[TASK INSTRUCTIONS]
Every record below should be written out exactly; pictures stay out.

[Data entries]

.....

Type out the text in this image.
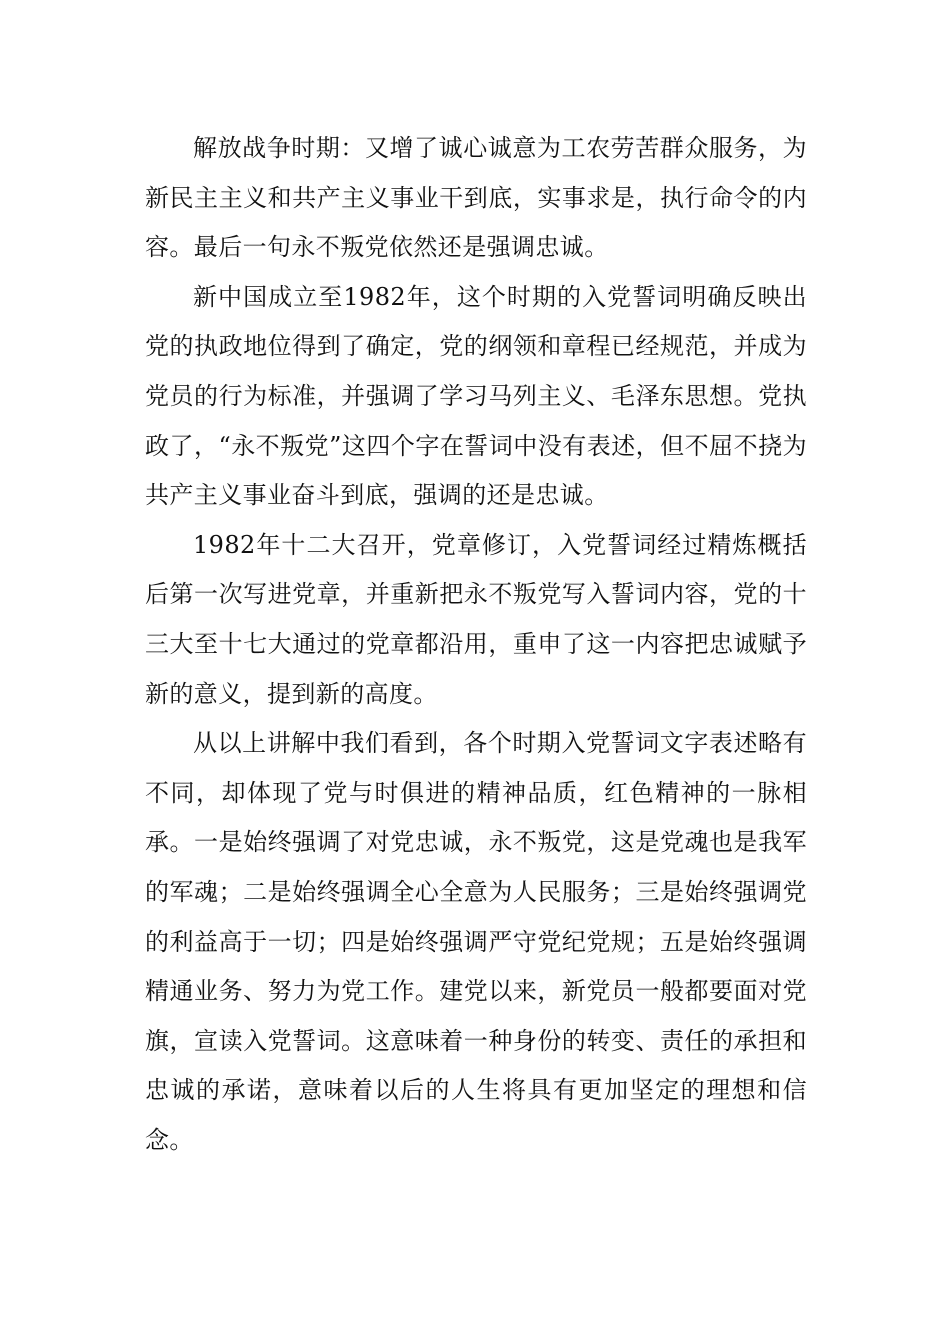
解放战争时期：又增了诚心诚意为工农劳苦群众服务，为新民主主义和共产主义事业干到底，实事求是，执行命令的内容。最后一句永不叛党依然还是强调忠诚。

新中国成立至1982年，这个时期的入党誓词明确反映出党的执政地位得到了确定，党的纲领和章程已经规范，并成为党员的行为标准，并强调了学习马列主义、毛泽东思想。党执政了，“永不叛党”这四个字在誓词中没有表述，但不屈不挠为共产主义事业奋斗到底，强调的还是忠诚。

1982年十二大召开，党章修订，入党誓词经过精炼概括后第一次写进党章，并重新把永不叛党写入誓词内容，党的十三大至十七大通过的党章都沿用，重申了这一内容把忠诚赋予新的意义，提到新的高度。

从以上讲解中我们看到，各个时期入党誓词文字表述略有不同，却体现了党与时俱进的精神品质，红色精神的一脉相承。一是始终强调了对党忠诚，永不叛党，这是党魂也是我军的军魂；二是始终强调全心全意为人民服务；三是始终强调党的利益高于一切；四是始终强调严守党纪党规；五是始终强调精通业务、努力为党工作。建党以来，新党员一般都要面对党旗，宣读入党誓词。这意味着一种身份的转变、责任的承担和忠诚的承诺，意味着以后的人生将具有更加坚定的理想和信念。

.....

[RESPONSE TO THIS EXERCISE]
Type out the text in this image.
解放战争时期：又增了诚心诚意为工农劳苦群众服务，为新民主主义和共产主义事业干到底，实事求是，执行命令的内容。最后一句永不叛党依然还是强调忠诚。

新中国成立至1982年，这个时期的入党誓词明确反映出党的执政地位得到了确定，党的纲领和章程已经规范，并成为党员的行为标准，并强调了学习马列主义、毛泽东思想。党执政了，“永不叛党”这四个字在誓词中没有表述，但不屈不挠为共产主义事业奋斗到底，强调的还是忠诚。

1982年十二大召开，党章修订，入党誓词经过精炼概括后第一次写进党章，并重新把永不叛党写入誓词内容，党的十三大至十七大通过的党章都沿用，重申了这一内容把忠诚赋予新的意义，提到新的高度。

从以上讲解中我们看到，各个时期入党誓词文字表述略有不同，却体现了党与时俱进的精神品质，红色精神的一脉相承。一是始终强调了对党忠诚，永不叛党，这是党魂也是我军的军魂；二是始终强调全心全意为人民服务；三是始终强调党的利益高于一切；四是始终强调严守党纪党规；五是始终强调精通业务、努力为党工作。建党以来，新党员一般都要面对党旗，宣读入党誓词。这意味着一种身份的转变、责任的承担和忠诚的承诺，意味着以后的人生将具有更加坚定的理想和信念。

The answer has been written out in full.